## REQUEST
Copy, from the entries below, each line in which the string "wartości" appears.

--------------------------------------------------

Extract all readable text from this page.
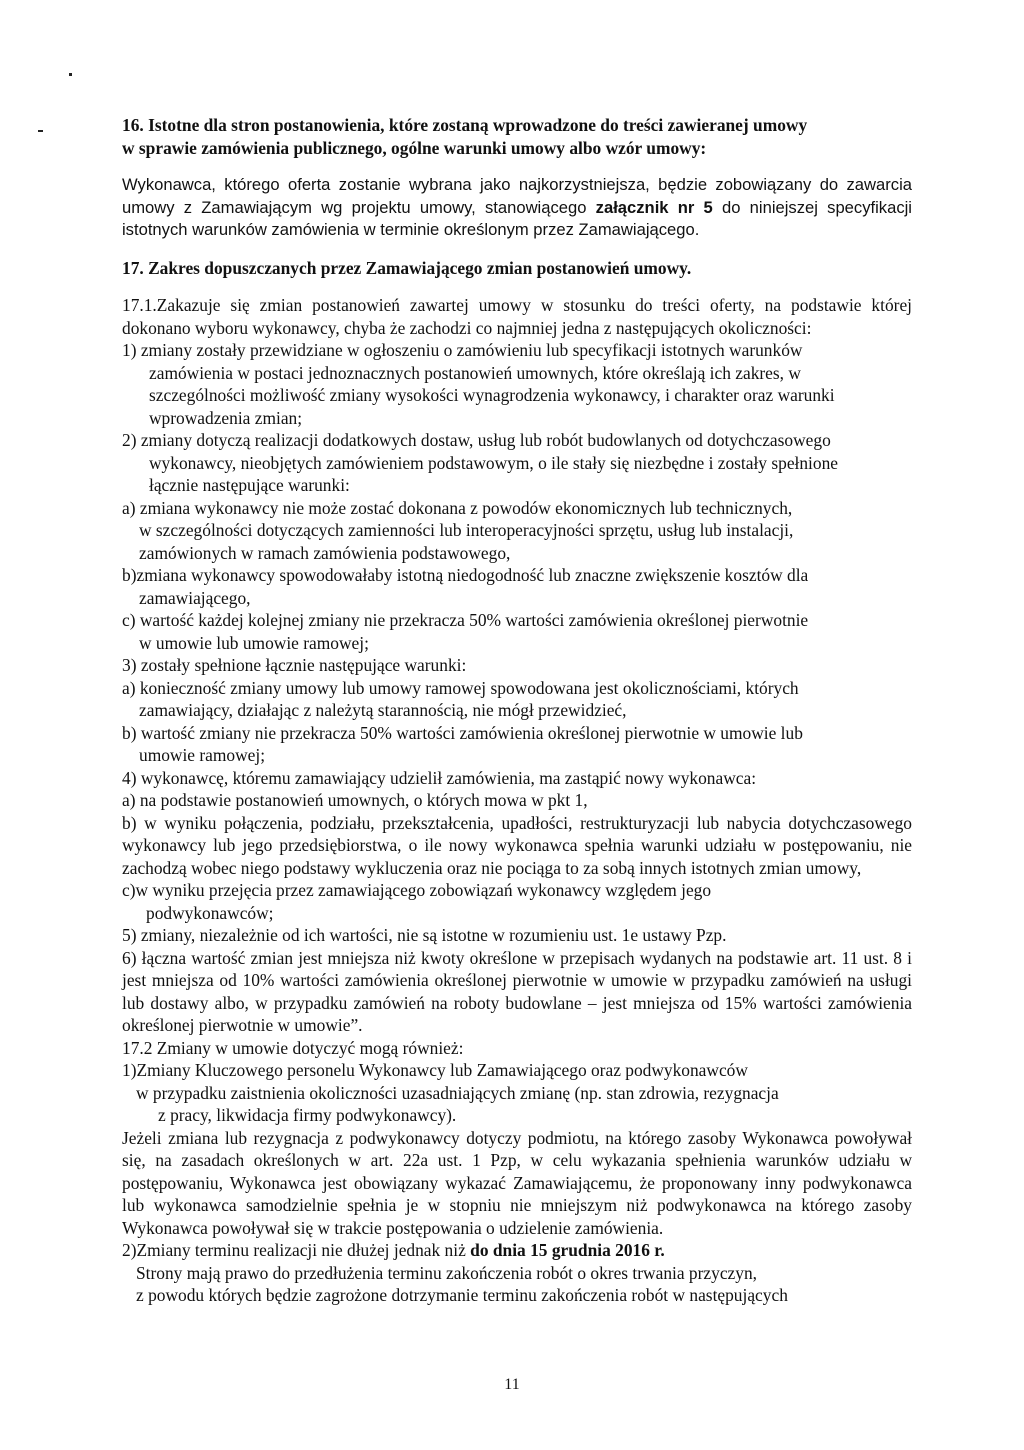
16. Istotne dla stron postanowienia, które zostaną wprowadzone do treści zawieranej umowy
w sprawie zamówienia publicznego, ogólne warunki umowy albo wzór umowy:

Wykonawca, którego oferta zostanie wybrana jako najkorzystniejsza, będzie zobowiązany do zawarcia umowy z Zamawiającym wg projektu umowy, stanowiącego załącznik nr 5 do niniejszej specyfikacji istotnych warunków zamówienia w terminie określonym przez Zamawiającego.

17. Zakres dopuszczanych przez Zamawiającego zmian postanowień umowy.

17.1.Zakazuje się zmian postanowień zawartej umowy w stosunku do treści oferty, na podstawie której dokonano wyboru wykonawcy, chyba że zachodzi co najmniej jedna z następujących okoliczności:

1) zmiany zostały przewidziane w ogłoszeniu o zamówieniu lub specyfikacji istotnych warunków
zamówienia w postaci jednoznacznych postanowień umownych, które określają ich zakres, w
szczególności możliwość zmiany wysokości wynagrodzenia wykonawcy, i charakter oraz warunki
wprowadzenia zmian;
2) zmiany dotyczą realizacji dodatkowych dostaw, usług lub robót budowlanych od dotychczasowego
wykonawcy, nieobjętych zamówieniem podstawowym, o ile stały się niezbędne i zostały spełnione
łącznie następujące warunki:
a) zmiana wykonawcy nie może zostać dokonana z powodów ekonomicznych lub technicznych,
w szczególności dotyczących zamienności lub interoperacyjności sprzętu, usług lub instalacji,
zamówionych w ramach zamówienia podstawowego,
b)zmiana wykonawcy spowodowałaby istotną niedogodność lub znaczne zwiększenie kosztów dla
zamawiającego,
c) wartość każdej kolejnej zmiany nie przekracza 50% wartości zamówienia określonej pierwotnie
w umowie lub umowie ramowej;
3) zostały spełnione łącznie następujące warunki:
a) konieczność zmiany umowy lub umowy ramowej spowodowana jest okolicznościami, których
zamawiający, działając z należytą starannością, nie mógł przewidzieć,
b) wartość zmiany nie przekracza 50% wartości zamówienia określonej pierwotnie w umowie lub
umowie ramowej;
4) wykonawcę, któremu zamawiający udzielił zamówienia, ma zastąpić nowy wykonawca:
a) na podstawie postanowień umownych, o których mowa w pkt 1,

b) w wyniku połączenia, podziału, przekształcenia, upadłości, restrukturyzacji lub nabycia dotychczasowego wykonawcy lub jego przedsiębiorstwa, o ile nowy wykonawca spełnia warunki udziału w postępowaniu, nie zachodzą wobec niego podstawy wykluczenia oraz nie pociąga to za sobą innych istotnych zmian umowy,

c)w wyniku przejęcia przez zamawiającego zobowiązań wykonawcy względem jego
podwykonawców;
5) zmiany, niezależnie od ich wartości, nie są istotne w rozumieniu ust. 1e ustawy Pzp.

6) łączna wartość zmian jest mniejsza niż kwoty określone w przepisach wydanych na podstawie art. 11 ust. 8 i jest mniejsza od 10% wartości zamówienia określonej pierwotnie w umowie w przypadku zamówień na usługi lub dostawy albo, w przypadku zamówień na roboty budowlane – jest mniejsza od 15% wartości zamówienia określonej pierwotnie w umowie”.

17.2 Zmiany w umowie dotyczyć mogą również:
1)Zmiany Kluczowego personelu Wykonawcy lub Zamawiającego oraz podwykonawców
w przypadku zaistnienia okoliczności uzasadniających zmianę (np. stan zdrowia, rezygnacja
z pracy, likwidacja firmy podwykonawcy).

Jeżeli zmiana lub rezygnacja z podwykonawcy dotyczy podmiotu, na którego zasoby Wykonawca powoływał się, na zasadach określonych w art. 22a ust. 1 Pzp, w celu wykazania spełnienia warunków udziału w postępowaniu, Wykonawca jest obowiązany wykazać Zamawiającemu, że proponowany inny podwykonawca lub wykonawca samodzielnie spełnia je w stopniu nie mniejszym niż podwykonawca na którego zasoby Wykonawca powoływał się w trakcie postępowania o udzielenie zamówienia.

2)Zmiany terminu realizacji nie dłużej jednak niż do dnia 15 grudnia 2016 r.
Strony mają prawo do przedłużenia terminu zakończenia robót o okres trwania przyczyn,
z powodu których będzie zagrożone dotrzymanie terminu zakończenia robót w następujących
11
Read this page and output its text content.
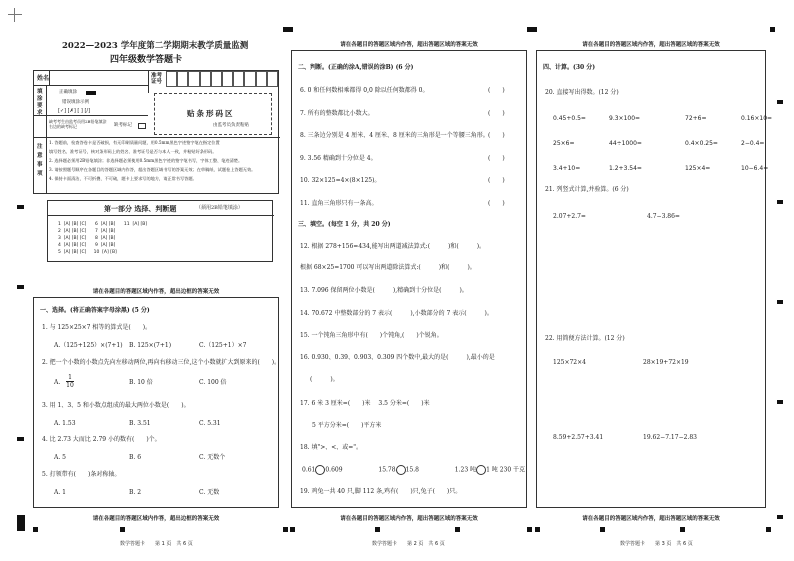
2022—2023 学年度第二学期期末教学质量监测
四年级数学答题卡
姓名	准考证号
填涂要求
正确填涂
错误填涂示例
[✓] [✗] [ ] [/]
缺考考生由监考员用2B铅笔填涂右边的缺考标记	缺考标记
贴条形码区
由监考员负责粘贴
注意事项
1. 答题前，检查答卷卡是否破损，有无印刷质量问题，用0.5mm黑色字迹签字笔在指定位置
填写姓名、准考证号，核对条形码上的姓名、准考证号是否与本人一致，并粘贴好条形码。
2. 选择题必须用2B铅笔填涂；非选择题必须使用0.5mm黑色字迹的签字笔书写，字体工整、笔迹清楚。
3. 请按照题号顺序在各题目的答题区域内作答，超出答题区域书写的答案无效；在草稿纸、试题卷上答题无效。
4. 保持卡面清洁，不可折叠、不可破，题卡上要求写的地方，请正常书写答题。
第一部分 选择、判断题	（须用2B铅笔填涂）
1  [A] [B] [C]      6  [A] [B]      11  [A] [B]
2  [A] [B] [C]      7  [A] [B]
3  [A] [B] [C]      8  [A] [B]
4  [A] [B] [C]      9  [A] [B]
5  [A] [B] [C]     10  [A] [B]
请在各题目的答题区域内作答，超出边框的答案无效
一、选择。(将正确答案字母涂黑) (5 分)
1. 与 125×25×7 相等的算式是(　　)。
A.（125+125）×(7+1) B. 125×(7+1)	C.（125+1）×7
2. 把一个小数的小数点先向左移动两位,再向右移动三位,这个小数就扩大到原来的(　　)。
A.
1
10	B. 10 倍	C. 100 倍
3. 用 1、3、5 和小数点组成的最大两位小数是(　　)。
A. 1.53	B. 3.51	C. 5.31
4. 比 2.73 大而比 2.79 小的数有(　　)个。
A. 5	B. 6	C. 无数个
5. 打领带有(　　)条对称轴。
A. 1	B. 2	C. 无数
请在各题目的答题区域内作答，超出边框的答案无效
数学答题卡　　第 1 页　共 6 页
请在各题目的答题区域内作答，超出答题区域的答案无效
二、判断。(正确的涂A,错误的涂B) (6 分)
6. 0 和任何数相乘都得 0,0 除以任何数都得 0。	(　　)
7. 所有的整数都比小数大。	(　　)
8. 三条边分别是 4 厘米、4 厘米、8 厘米的三角形是一个等腰三角形。 (　　)
9. 3.56 精确到十分位是 4。	(　　)
10. 32×125=4×(8×125)。	(　　)
11. 直角三角形只有一条高。	(　　)
三、填空。(每空 1 分，共 20 分)
12. 根据 278+156=434,能写出两道减法算式:(　　　)和(　　　)。
根据 68×25=1700 可以写出两道除法算式:(　　　)和(　　　)。
13. 7.096 保留两位小数是(　　　),精确到十分位是(　　　)。
14. 70.672 中整数部分的 7 表示(　　　),小数部分的 7 表示(　　　)。
15. 一个钝角三角形中有(　　)个钝角,(　　)个锐角。
16. 0.930、0.39、0.903、0.309 四个数中,最大的是(　　　),最小的是
(　　　)。
17. 6 米 3 厘米=(　　)米　 3.5 分米=(　　)米
5 平方分米=(　　)平方米
18. 填">、<、或="。
0.61 0.609	15.78 15.8	1.23 吨 1 吨 230 千克
19. 鸡兔一共 40 只,脚 112 条,鸡有(　　)只,兔子(　　)只。
请在各题目的答题区域内作答，超出答题区域的答案无效
数学答题卡　　第 2 页　共 6 页
请在各题目的答题区域内作答，超出答题区域的答案无效
四、计算。(30 分)
20. 直接写出得数。(12 分)
0.45+0.5=	9.3×100=	72+6=	0.16×10=
25×6=	44÷1000=	0.4×0.25=	2−0.4=
3.4+10=	1.2+3.54=	125×4=	10−6.4=
21. 列竖式计算,并验算。(6 分)
2.07+2.7=	4.7−3.86=
22. 用简便方法计算。(12 分)
125×72×4	28×19+72×19
8.59+2.57+3.41	19.62−7.17−2.83
请在各题目的答题区域内作答，超出答题区域的答案无效
数学答题卡　　第 3 页　共 6 页
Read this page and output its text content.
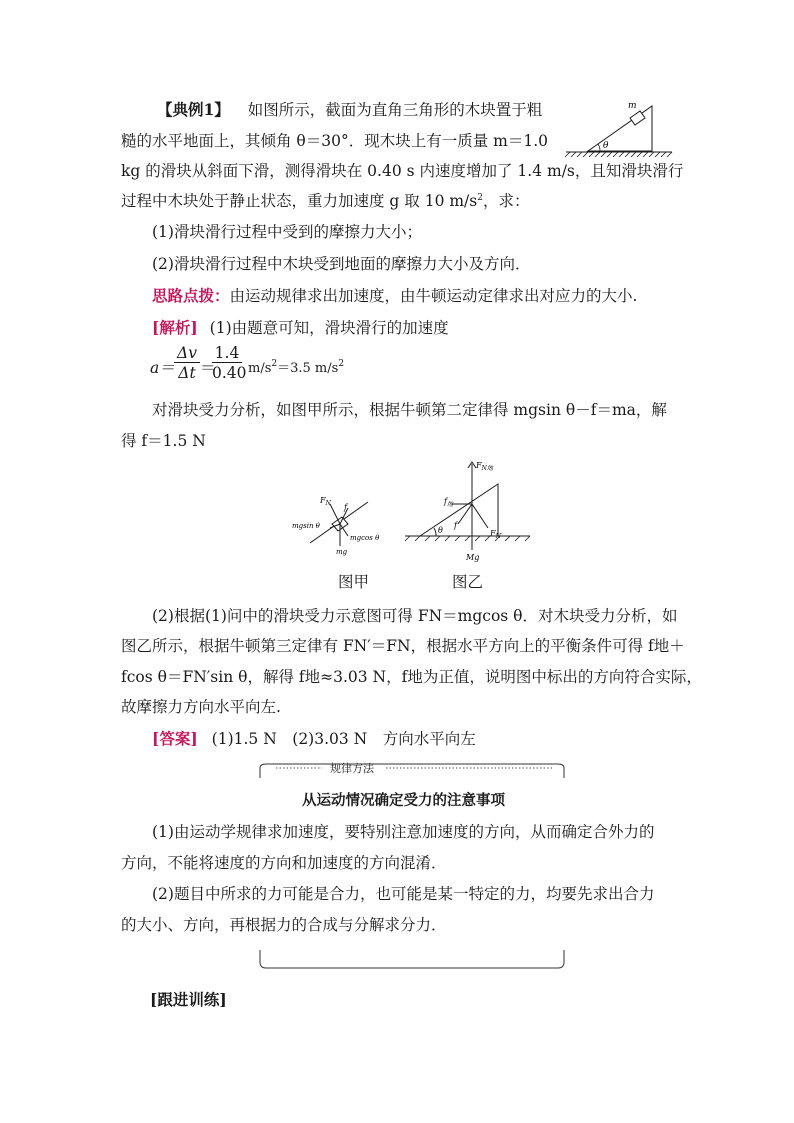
m
θ
【典例1】 如图所示，截面为直角三角形的木块置于粗
糙的水平地面上，其倾角 θ＝30°．现木块上有一质量 m＝1.0
kg 的滑块从斜面下滑，测得滑块在 0.40 s 内速度增加了 1.4 m/s，且知滑块滑行
过程中木块处于静止状态，重力加速度 g 取 10 $m/s^2$，求：
(1)滑块滑行过程中受到的摩擦力大小；
(2)滑块滑行过程中木块受到地面的摩擦力大小及方向．
思路点拨：由运动规律求出加速度，由牛顿运动定律求出对应力的大小.
[解析] (1)由题意可知，滑块滑行的加速度
$a= \frac{\Delta v}{\Delta t}$ ＝
$\frac{1.4}{0.40} m/s^2=3.5$ $m/s^2$
对滑块受力分析，如图甲所示，根据牛顿第二定律得 mgsin θ－f＝ma，解
得 f＝1.5 N
$F_N$ f
mgsin θ
mgcos θ
mg
图甲
$F_{N地}$
$f_地$
θ
f
$F_{N'}$
Mg
图乙
(2)根据(1)问中的滑块受力示意图可得 FN＝mgcos θ．对木块受力分析，如
图乙所示，根据牛顿第三定律有 FN′＝FN，根据水平方向上的平衡条件可得 f地＋
fcos θ＝FN′sin θ，解得 f地≈3.03 N，f地为正值，说明图中标出的方向符合实际，
故摩擦力方向水平向左.
[答案] (1)1.5 N　(2)3.03 N　方向水平向左
规律方法
从运动情况确定受力的注意事项
(1)由运动学规律求加速度，要特别注意加速度的方向，从而确定合外力的
方向，不能将速度的方向和加速度的方向混淆．
(2)题目中所求的力可能是合力，也可能是某一特定的力，均要先求出合力
的大小、方向，再根据力的合成与分解求分力．
[跟进训练]
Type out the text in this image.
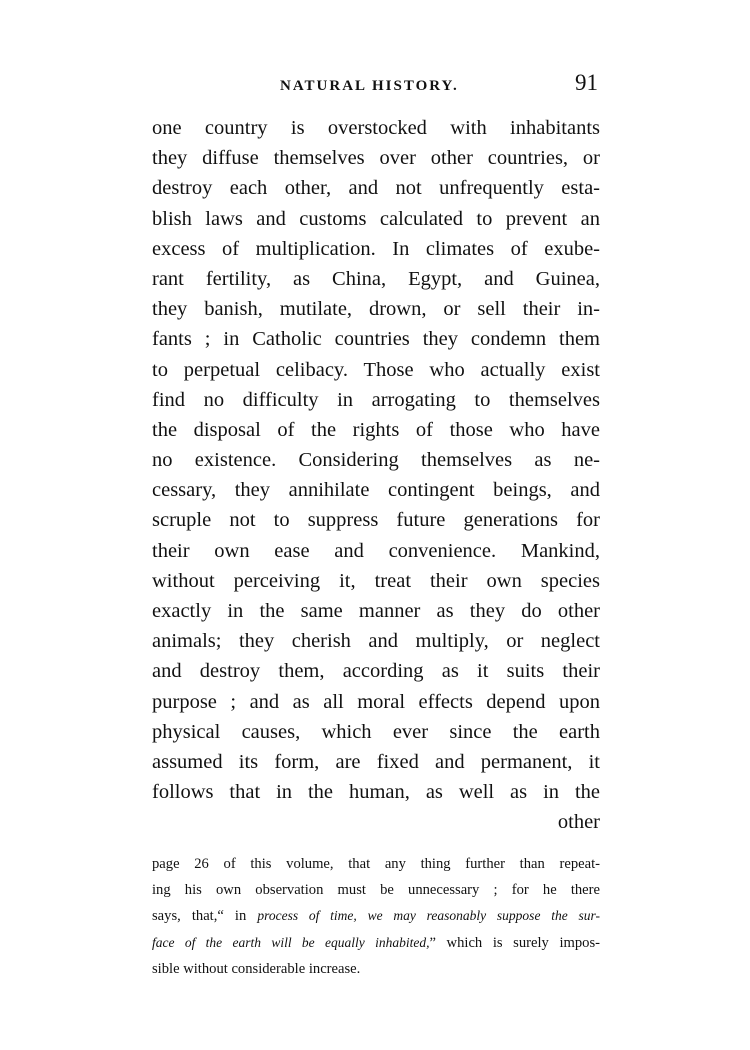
NATURAL HISTORY.	91
one country is overstocked with inhabitants
they diffuse themselves over other countries, or
destroy each other, and not unfrequently esta-
blish laws and customs calculated to prevent an
excess of multiplication. In climates of exube-
rant fertility, as China, Egypt, and Guinea,
they banish, mutilate, drown, or sell their in-
fants ; in Catholic countries they condemn them
to perpetual celibacy. Those who actually exist
find no difficulty in arrogating to themselves
the disposal of the rights of those who have
no existence. Considering themselves as ne-
cessary, they annihilate contingent beings, and
scruple not to suppress future generations for
their own ease and convenience. Mankind,
without perceiving it, treat their own species
exactly in the same manner as they do other
animals; they cherish and multiply, or neglect
and destroy them, according as it suits their
purpose ; and as all moral effects depend upon
physical causes, which ever since the earth
assumed its form, are fixed and permanent, it
follows that in the human, as well as in the
other
page 26 of this volume, that any thing further than repeat-
ing his own observation must be unnecessary ; for he there
says, that,“ in process of time, we may reasonably suppose the sur-
face of the earth will be equally inhabited,” which is surely impos-
sible without considerable increase.
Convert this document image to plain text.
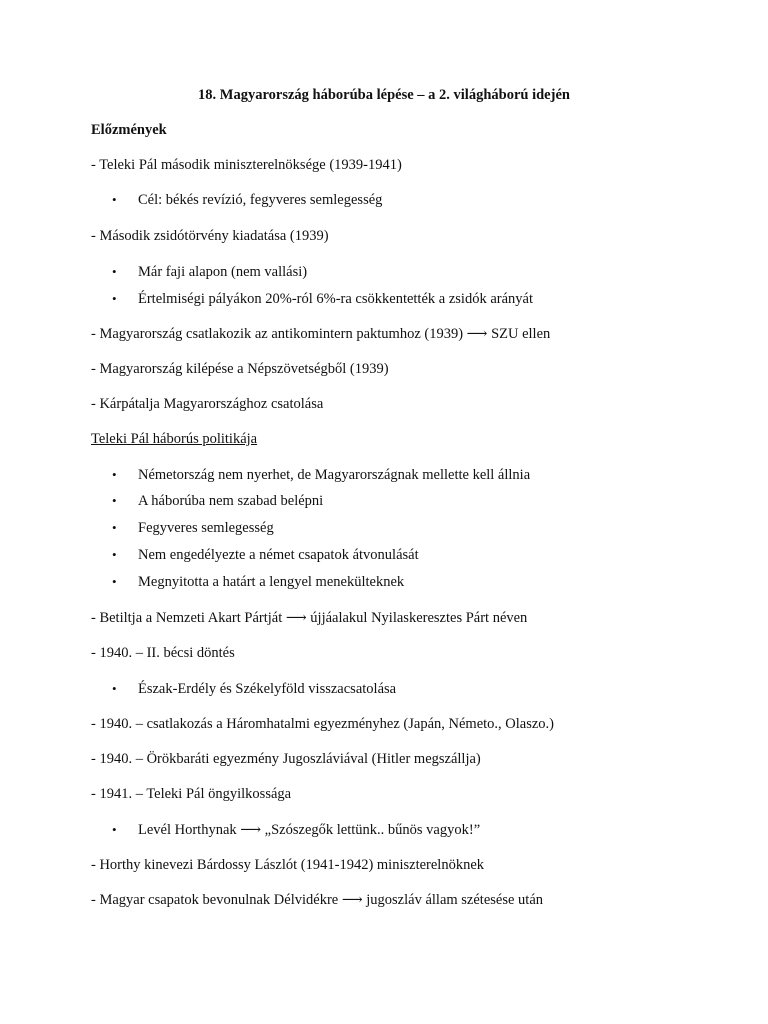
18. Magyarország háborúba lépése – a 2. világháború idején
Előzmények
- Teleki Pál második miniszterelnöksége (1939-1941)
• Cél: békés revízió, fegyveres semlegesség
- Második zsidótörvény kiadatása (1939)
• Már faji alapon (nem vallási)
• Értelmiségi pályákon 20%-ról 6%-ra csökkentették a zsidók arányát
- Magyarország csatlakozik az antikomintern paktumhoz (1939) ⟶ SZU ellen
- Magyarország kilépése a Népszövetségből (1939)
- Kárpátalja Magyarországhoz csatolása
Teleki Pál háborús politikája
• Németország nem nyerhet, de Magyarországnak mellette kell állnia
• A háborúba nem szabad belépni
• Fegyveres semlegesség
• Nem engedélyezte a német csapatok átvonulását
• Megnyitotta a határt a lengyel menekülteknek
- Betiltja a Nemzeti Akart Pártját ⟶ újjáalakul Nyilaskeresztes Párt néven
- 1940. – II. bécsi döntés
• Észak-Erdély és Székelyföld visszacsatolása
- 1940. – csatlakozás a Háromhatalmi egyezményhez (Japán, Németo., Olaszo.)
- 1940. – Örökbaráti egyezmény Jugoszláviával (Hitler megszállja)
- 1941. – Teleki Pál öngyilkossága
• Levél Horthynak ⟶ „Szószegők lettünk.. bűnös vagyok!”
- Horthy kinevezi Bárdossy Lászlót (1941-1942) miniszterelnöknek
- Magyar csapatok bevonulnak Délvidékre ⟶ jugoszláv állam szétesése után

--------------------------------------------------

## RESULT
c) wartość każdej kolejnej zmiany nie przekracza 50% wartości zamówienia określonej pierwotnie
b) wartość zmiany nie przekracza 50% wartości zamówienia określonej pierwotnie w umowie lub
5) zmiany, niezależnie od ich wartości, nie są istotne w rozumieniu ust. 1e ustawy Pzp.
6) łączna wartość zmian jest mniejsza niż kwoty określone w przepisach wydanych na podstawie art. 11 ust. 8 i jest mniejsza od 10% wartości zamówienia określonej pierwotnie w umowie w przypadku zamówień na usługi lub dostawy albo, w przypadku zamówień na roboty budowlane – jest mniejsza od 15% wartości zamówienia określonej pierwotnie w umowie”.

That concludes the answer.